**RECORD SET**:

((

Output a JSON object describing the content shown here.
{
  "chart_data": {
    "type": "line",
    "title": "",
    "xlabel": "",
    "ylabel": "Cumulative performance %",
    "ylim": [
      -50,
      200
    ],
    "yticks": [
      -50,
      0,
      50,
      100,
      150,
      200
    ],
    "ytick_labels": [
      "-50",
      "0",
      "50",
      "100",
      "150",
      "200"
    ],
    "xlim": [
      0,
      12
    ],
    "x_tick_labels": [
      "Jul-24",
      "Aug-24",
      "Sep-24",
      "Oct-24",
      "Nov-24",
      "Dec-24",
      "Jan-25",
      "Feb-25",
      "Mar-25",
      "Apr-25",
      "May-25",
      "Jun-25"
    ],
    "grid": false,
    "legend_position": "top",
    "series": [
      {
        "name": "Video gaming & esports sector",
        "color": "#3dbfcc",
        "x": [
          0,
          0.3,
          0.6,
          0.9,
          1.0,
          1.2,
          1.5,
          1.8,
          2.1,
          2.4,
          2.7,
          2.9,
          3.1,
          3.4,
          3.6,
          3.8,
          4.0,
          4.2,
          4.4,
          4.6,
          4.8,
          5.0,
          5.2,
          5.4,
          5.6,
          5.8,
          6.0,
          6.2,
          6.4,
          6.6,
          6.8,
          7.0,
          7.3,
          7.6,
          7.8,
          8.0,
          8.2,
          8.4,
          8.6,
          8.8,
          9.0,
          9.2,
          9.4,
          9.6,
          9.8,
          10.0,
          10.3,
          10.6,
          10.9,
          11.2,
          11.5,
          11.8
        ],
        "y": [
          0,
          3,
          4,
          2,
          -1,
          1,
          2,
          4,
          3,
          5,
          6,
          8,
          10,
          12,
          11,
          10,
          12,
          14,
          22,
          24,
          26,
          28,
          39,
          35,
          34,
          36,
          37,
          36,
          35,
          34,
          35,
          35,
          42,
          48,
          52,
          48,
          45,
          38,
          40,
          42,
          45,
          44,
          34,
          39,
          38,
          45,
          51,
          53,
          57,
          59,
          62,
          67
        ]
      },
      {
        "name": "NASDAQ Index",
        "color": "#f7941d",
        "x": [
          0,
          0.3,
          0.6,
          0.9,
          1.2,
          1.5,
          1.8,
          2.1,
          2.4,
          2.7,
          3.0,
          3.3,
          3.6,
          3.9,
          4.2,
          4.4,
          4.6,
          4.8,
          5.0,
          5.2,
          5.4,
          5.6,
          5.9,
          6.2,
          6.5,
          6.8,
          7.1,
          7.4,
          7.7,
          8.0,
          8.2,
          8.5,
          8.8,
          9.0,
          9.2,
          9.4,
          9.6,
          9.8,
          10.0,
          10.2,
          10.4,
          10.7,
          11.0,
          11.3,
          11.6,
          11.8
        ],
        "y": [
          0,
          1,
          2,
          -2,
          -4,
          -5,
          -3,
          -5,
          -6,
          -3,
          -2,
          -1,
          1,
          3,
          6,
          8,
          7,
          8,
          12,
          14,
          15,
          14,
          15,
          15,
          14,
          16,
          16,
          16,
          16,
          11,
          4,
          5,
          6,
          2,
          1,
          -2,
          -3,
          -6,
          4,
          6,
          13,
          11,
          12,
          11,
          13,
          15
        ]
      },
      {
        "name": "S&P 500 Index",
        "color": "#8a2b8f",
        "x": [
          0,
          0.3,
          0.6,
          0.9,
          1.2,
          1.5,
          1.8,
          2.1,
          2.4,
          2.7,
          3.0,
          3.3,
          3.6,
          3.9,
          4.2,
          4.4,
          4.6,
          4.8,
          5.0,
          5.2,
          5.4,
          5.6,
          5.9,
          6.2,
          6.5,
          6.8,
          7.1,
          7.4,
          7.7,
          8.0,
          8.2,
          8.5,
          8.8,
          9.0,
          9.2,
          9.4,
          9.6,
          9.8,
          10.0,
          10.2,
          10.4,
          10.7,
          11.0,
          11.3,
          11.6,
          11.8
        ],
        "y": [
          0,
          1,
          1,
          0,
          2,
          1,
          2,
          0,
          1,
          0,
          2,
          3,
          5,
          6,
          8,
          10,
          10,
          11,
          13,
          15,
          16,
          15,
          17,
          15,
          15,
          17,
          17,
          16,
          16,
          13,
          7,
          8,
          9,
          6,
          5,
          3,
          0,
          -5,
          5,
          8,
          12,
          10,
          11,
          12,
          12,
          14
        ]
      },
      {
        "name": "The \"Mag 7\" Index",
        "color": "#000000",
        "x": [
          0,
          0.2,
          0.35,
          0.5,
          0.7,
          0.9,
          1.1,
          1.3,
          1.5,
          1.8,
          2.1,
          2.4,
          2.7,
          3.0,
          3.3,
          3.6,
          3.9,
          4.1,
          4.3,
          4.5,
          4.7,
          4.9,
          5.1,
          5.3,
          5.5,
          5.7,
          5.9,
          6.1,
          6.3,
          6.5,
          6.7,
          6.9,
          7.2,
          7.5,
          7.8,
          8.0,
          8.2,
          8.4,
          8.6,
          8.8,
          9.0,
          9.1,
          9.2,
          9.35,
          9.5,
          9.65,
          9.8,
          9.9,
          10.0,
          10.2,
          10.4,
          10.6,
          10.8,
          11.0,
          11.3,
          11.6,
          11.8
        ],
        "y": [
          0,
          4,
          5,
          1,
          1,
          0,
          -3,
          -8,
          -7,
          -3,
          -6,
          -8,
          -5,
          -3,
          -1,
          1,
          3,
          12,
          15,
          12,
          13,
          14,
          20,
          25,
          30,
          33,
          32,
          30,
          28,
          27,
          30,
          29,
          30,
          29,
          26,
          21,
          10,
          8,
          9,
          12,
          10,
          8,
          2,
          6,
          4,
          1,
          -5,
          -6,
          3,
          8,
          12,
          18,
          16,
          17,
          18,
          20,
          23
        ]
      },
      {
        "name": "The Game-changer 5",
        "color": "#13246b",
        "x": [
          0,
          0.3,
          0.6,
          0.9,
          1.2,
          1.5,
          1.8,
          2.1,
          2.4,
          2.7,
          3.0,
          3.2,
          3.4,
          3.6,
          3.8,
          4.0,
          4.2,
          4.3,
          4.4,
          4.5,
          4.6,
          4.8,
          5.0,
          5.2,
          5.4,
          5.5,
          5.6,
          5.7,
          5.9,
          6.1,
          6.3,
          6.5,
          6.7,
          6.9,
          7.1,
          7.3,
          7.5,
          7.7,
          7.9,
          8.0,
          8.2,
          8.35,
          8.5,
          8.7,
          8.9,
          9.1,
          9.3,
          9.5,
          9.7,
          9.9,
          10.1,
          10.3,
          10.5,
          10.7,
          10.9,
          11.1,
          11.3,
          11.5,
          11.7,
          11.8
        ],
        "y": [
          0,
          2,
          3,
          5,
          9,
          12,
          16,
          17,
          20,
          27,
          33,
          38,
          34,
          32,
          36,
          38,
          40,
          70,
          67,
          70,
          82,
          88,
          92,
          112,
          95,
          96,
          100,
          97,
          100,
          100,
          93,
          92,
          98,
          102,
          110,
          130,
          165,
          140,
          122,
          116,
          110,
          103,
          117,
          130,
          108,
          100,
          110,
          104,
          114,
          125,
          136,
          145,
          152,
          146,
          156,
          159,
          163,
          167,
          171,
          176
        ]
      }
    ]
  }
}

))

**WORK TO DO**:
Using the data above, say how many lines include "Index". No other reply is needed.

**OUTPUT BELOW**:
3